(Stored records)

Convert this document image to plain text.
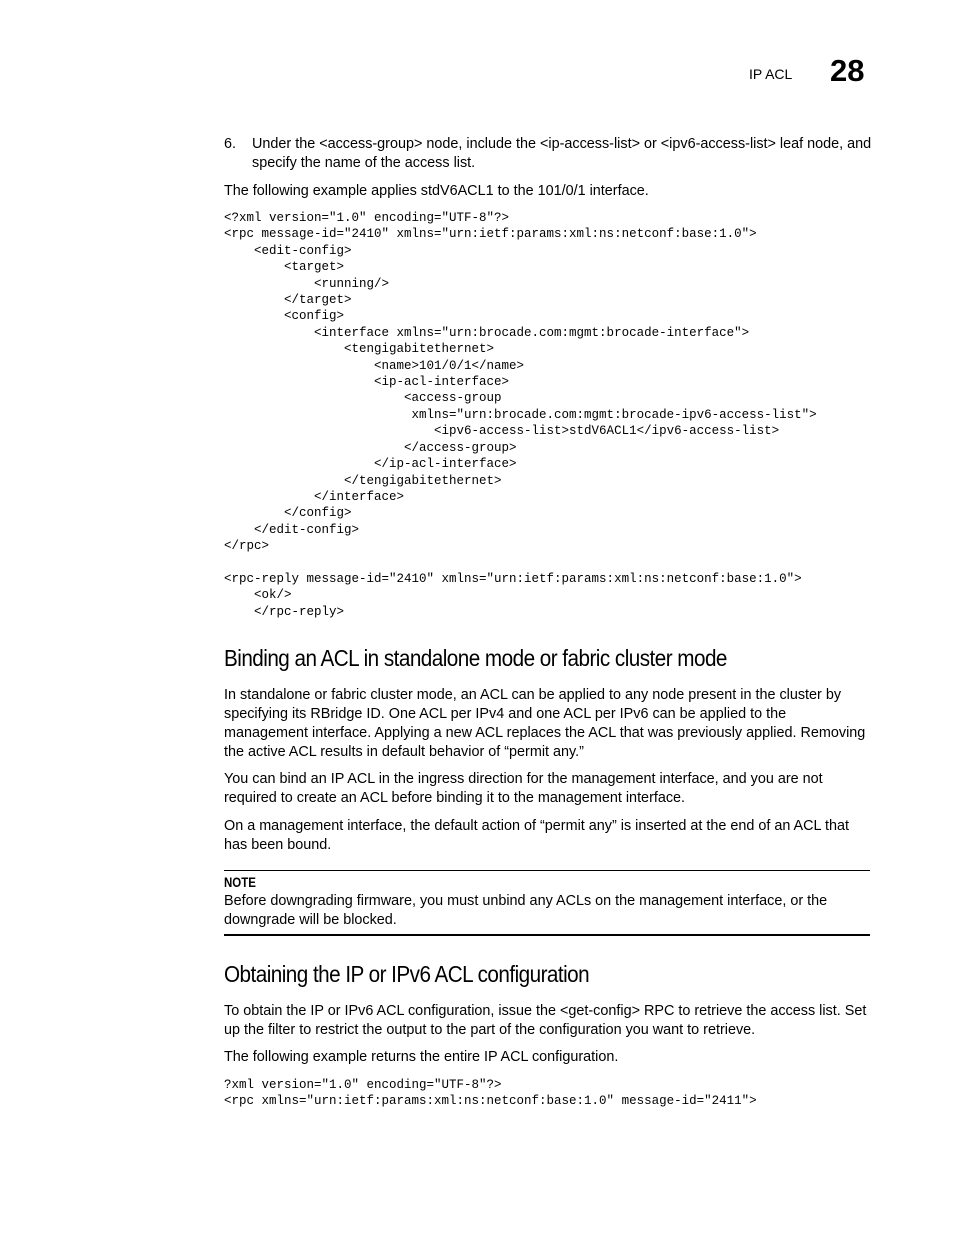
IP ACL 28
6. Under the <access-group> node, include the <ip-access-list> or <ipv6-access-list> leaf node, and specify the name of the access list.
The following example applies stdV6ACL1 to the 101/0/1 interface.
<?xml version="1.0" encoding="UTF-8"?>
<rpc message-id="2410" xmlns="urn:ietf:params:xml:ns:netconf:base:1.0">
<edit-config>
<target>
<running/>
</target>
<config>
<interface xmlns="urn:brocade.com:mgmt:brocade-interface">
<tengigabitethernet>
<name>101/0/1</name>
<ip-acl-interface>
<access-group
xmlns="urn:brocade.com:mgmt:brocade-ipv6-access-list">
<ipv6-access-list>stdV6ACL1</ipv6-access-list>
</access-group>
</ip-acl-interface>
</tengigabitethernet>
</interface>
</config>
</edit-config>
</rpc>

<rpc-reply message-id="2410" xmlns="urn:ietf:params:xml:ns:netconf:base:1.0">
<ok/>
</rpc-reply>
Binding an ACL in standalone mode or fabric cluster mode
In standalone or fabric cluster mode, an ACL can be applied to any node present in the cluster by specifying its RBridge ID. One ACL per IPv4 and one ACL per IPv6 can be applied to the management interface. Applying a new ACL replaces the ACL that was previously applied. Removing the active ACL results in default behavior of “permit any.”
You can bind an IP ACL in the ingress direction for the management interface, and you are not required to create an ACL before binding it to the management interface.
On a management interface, the default action of “permit any” is inserted at the end of an ACL that has been bound.
NOTE
Before downgrading firmware, you must unbind any ACLs on the management interface, or the downgrade will be blocked.
Obtaining the IP or IPv6 ACL configuration
To obtain the IP or IPv6 ACL configuration, issue the <get-config> RPC to retrieve the access list. Set up the filter to restrict the output to the part of the configuration you want to retrieve.
The following example returns the entire IP ACL configuration.
?xml version="1.0" encoding="UTF-8"?>
<rpc xmlns="urn:ietf:params:xml:ns:netconf:base:1.0" message-id="2411">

(EXERCISE OBJECTIVE) Leaving all pictures aside, quote each record exactly.

(RESULT)
Convert this document image to plain text.
IP ACL 28
6. Under the <access-group> node, include the <ip-access-list> or <ipv6-access-list> leaf node, and specify the name of the access list.
The following example applies stdV6ACL1 to the 101/0/1 interface.
<?xml version="1.0" encoding="UTF-8"?>
<rpc message-id="2410" xmlns="urn:ietf:params:xml:ns:netconf:base:1.0">
<edit-config>
<target>
<running/>
</target>
<config>
<interface xmlns="urn:brocade.com:mgmt:brocade-interface">
<tengigabitethernet>
<name>101/0/1</name>
<ip-acl-interface>
<access-group
xmlns="urn:brocade.com:mgmt:brocade-ipv6-access-list">
<ipv6-access-list>stdV6ACL1</ipv6-access-list>
</access-group>
</ip-acl-interface>
</tengigabitethernet>
</interface>
</config>
</edit-config>
</rpc>

<rpc-reply message-id="2410" xmlns="urn:ietf:params:xml:ns:netconf:base:1.0">
<ok/>
</rpc-reply>
Binding an ACL in standalone mode or fabric cluster mode
In standalone or fabric cluster mode, an ACL can be applied to any node present in the cluster by specifying its RBridge ID. One ACL per IPv4 and one ACL per IPv6 can be applied to the management interface. Applying a new ACL replaces the ACL that was previously applied. Removing the active ACL results in default behavior of “permit any.”
You can bind an IP ACL in the ingress direction for the management interface, and you are not required to create an ACL before binding it to the management interface.
On a management interface, the default action of “permit any” is inserted at the end of an ACL that has been bound.
NOTE
Before downgrading firmware, you must unbind any ACLs on the management interface, or the downgrade will be blocked.
Obtaining the IP or IPv6 ACL configuration
To obtain the IP or IPv6 ACL configuration, issue the <get-config> RPC to retrieve the access list. Set up the filter to restrict the output to the part of the configuration you want to retrieve.
The following example returns the entire IP ACL configuration.
?xml version="1.0" encoding="UTF-8"?>
<rpc xmlns="urn:ietf:params:xml:ns:netconf:base:1.0" message-id="2411">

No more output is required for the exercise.